§ WHAT YOU WILL DO
Scan the entries below and return each line that contains "work".
──────── DATA TO USE ────────
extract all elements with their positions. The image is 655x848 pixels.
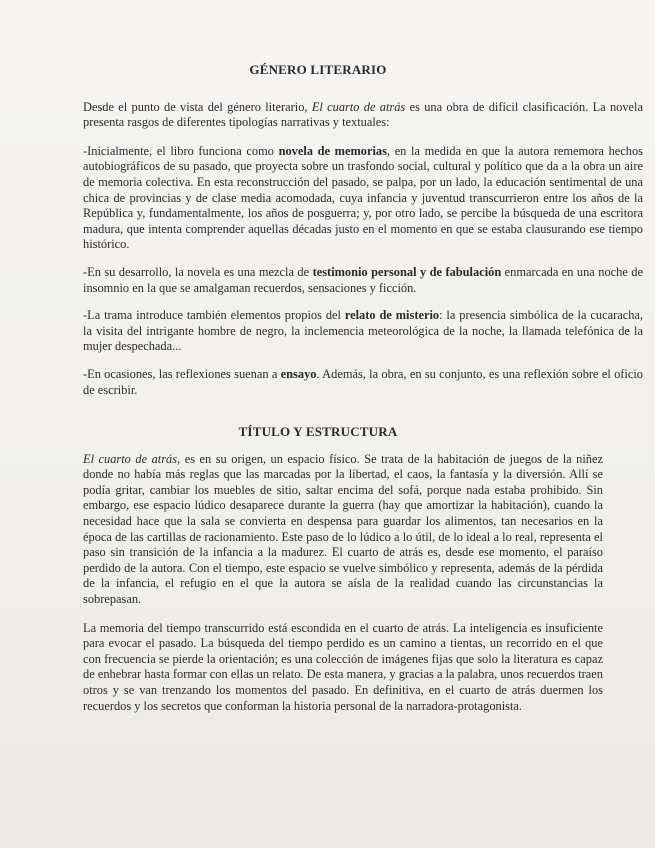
bullet-novela-de-memorias (83, 144, 643, 253)
bullet-relato-de-misterio (83, 308, 643, 355)
bullet4-text-start: -En ocasiones, las reflexiones suenan a (83, 366, 281, 381)
paragraph1-text: , es en su origen, un espacio físico. Se trata de la habitación de juegos de la niñez donde no había más reglas que las marcadas por la libertad, el caos, la fantasía y la diversión. Allí se podía gritar, cambiar los muebles de sitio, saltar encima del sofá, porque nada estaba prohibido. Sin embargo, ese espacio lúdico desaparece durante la guerra (hay que amortizar la habitación), cuando la necesidad hace que la sala se convierta en despensa para guardar los alimentos, tan necesarios en la época de las cartillas de racionamiento. Este paso de lo lúdico a lo útil, de lo ideal a lo real, representa el paso sin transición de la infancia a la madurez. El cuarto de atrás es, desde ese momento, el paraíso perdido de la autora. Con el tiempo, este espacio se vuelve simbólico y representa, además de la pérdida de la infancia, el refugio en el que la autora se aísla de la realidad cuando las circunstancias la sobrepasan. (83, 451, 604, 607)
bullet2-keyword: testimonio personal y de fabulación (312, 264, 502, 279)
bullet4-keyword: ensayo (280, 366, 317, 381)
bullet2-text-end: enmarcada en una noche de insomnio en la que se amalgaman recuerdos, sensaciones y ficción. (83, 264, 643, 295)
bullet3-text-start: -La trama introduce también elementos propios del (83, 308, 345, 323)
work-title-italic-2: El cuarto de atrás (83, 451, 178, 466)
bullet1-text-end: , en la medida en que la autora rememora hechos autobiográficos de su pasado, que proyecta sobre un trasfondo social, cultural y político que da a la obra un aire de memoria colectiva. En esta reconstrucción del pasado, se palpa, por un lado, la educación sentimental de una chica de provincias y de clase media acomodada, cuya infancia y juventud transcurrieron entre los años de la República y, fundamentalmente, los años de posguerra; y, por otro lado, se percibe la búsqueda de una escritora madura, que intenta comprender aquellas décadas justo en el momento en que se estaba clausurando ese tiempo histórico. (83, 143, 644, 252)
bullet2-text-start: -En su desarrollo, la novela es una mezcla de (83, 264, 313, 279)
document-content (83, 62, 643, 714)
bullet1-text-start: -Inicialmente, el libro funciona como (83, 143, 279, 158)
section-title-genero-literario: GÉNERO LITERARIO (249, 62, 387, 77)
paragraph-cuarto-de-atras (83, 452, 603, 608)
bullet1-keyword: novela de memorias (278, 143, 387, 158)
bullet-testimonio-personal (83, 265, 643, 296)
work-title-italic: El cuarto de atrás (311, 99, 406, 114)
intro-paragraph (83, 100, 643, 131)
bullet-ensayo (83, 367, 643, 398)
intro-text-end: es una obra de difícil clasificación. La novela presenta rasgos de diferentes tipologías narrativas y textuales: (83, 99, 643, 130)
section2-body (83, 452, 603, 715)
paragraph-memoria: La memoria del tiempo transcurrido está escondida en el cuarto de atrás. La inteligencia es insuficiente para evocar el pasado. La búsqueda del tiempo perdido es un camino a tientas, un recorrido en el que con frecuencia se pierde la orientación; es una colección de imágenes fijas que solo la literatura es capaz de enhebrar hasta formar con ellas un relato. De esta manera, y gracias a la palabra, unos recuerdos traen otros y se van trenzando los momentos del pasado. En definitiva, en el cuarto de atrás duermen los recuerdos y los secretos que conforman la historia personal de la narradora-protagonista. (83, 620, 603, 713)
section-title-titulo-y-estructura: TÍTULO Y ESTRUCTURA (238, 424, 398, 440)
bullet3-keyword: relato de misterio (344, 308, 440, 323)
bullet3-text-end: : la presencia simbólica de la cucaracha, la visita del intrigante hombre de negro, la inclemencia meteorológica de la noche, la llamada telefónica de la mujer despechada... (83, 308, 643, 354)
intro-text-start: Desde el punto de vista del género literario, (83, 99, 312, 114)
bullet4-text-end: . Además, la obra, en su conjunto, es una reflexión sobre el oficio de escribir. (83, 366, 643, 397)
────────
§ TASK OUTPUT
work-title-italic-2: El cuarto de atrás (83, 451, 178, 466)
work-title-italic: El cuarto de atrás (311, 99, 406, 114)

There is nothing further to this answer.